Dataset rows about figures

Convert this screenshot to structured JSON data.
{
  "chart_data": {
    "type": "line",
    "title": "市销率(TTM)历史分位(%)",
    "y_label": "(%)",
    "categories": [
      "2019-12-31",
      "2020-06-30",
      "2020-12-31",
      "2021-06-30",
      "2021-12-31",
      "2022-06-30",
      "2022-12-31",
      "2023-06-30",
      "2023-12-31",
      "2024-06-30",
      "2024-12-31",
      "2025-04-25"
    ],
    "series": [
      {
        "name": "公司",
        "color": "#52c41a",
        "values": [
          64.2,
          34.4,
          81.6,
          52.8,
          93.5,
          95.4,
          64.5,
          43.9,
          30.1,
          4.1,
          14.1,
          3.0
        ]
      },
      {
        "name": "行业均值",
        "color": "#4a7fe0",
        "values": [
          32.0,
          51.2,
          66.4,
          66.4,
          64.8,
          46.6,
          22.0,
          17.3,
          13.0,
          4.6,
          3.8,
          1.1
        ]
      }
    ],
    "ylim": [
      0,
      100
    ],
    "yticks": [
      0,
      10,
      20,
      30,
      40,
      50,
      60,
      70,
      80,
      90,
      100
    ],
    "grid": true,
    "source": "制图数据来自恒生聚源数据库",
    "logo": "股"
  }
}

What to work on
Please repeat all the records above exactly as they appear.

Task output
Convert this screenshot to structured JSON data.
{
  "chart_data": {
    "type": "line",
    "title": "市销率(TTM)历史分位(%)",
    "y_label": "(%)",
    "categories": [
      "2019-12-31",
      "2020-06-30",
      "2020-12-31",
      "2021-06-30",
      "2021-12-31",
      "2022-06-30",
      "2022-12-31",
      "2023-06-30",
      "2023-12-31",
      "2024-06-30",
      "2024-12-31",
      "2025-04-25"
    ],
    "series": [
      {
        "name": "公司",
        "color": "#52c41a",
        "values": [
          64.2,
          34.4,
          81.6,
          52.8,
          93.5,
          95.4,
          64.5,
          43.9,
          30.1,
          4.1,
          14.1,
          3.0
        ]
      },
      {
        "name": "行业均值",
        "color": "#4a7fe0",
        "values": [
          32.0,
          51.2,
          66.4,
          66.4,
          64.8,
          46.6,
          22.0,
          17.3,
          13.0,
          4.6,
          3.8,
          1.1
        ]
      }
    ],
    "ylim": [
      0,
      100
    ],
    "yticks": [
      0,
      10,
      20,
      30,
      40,
      50,
      60,
      70,
      80,
      90,
      100
    ],
    "grid": true,
    "source": "制图数据来自恒生聚源数据库",
    "logo": "股"
  }
}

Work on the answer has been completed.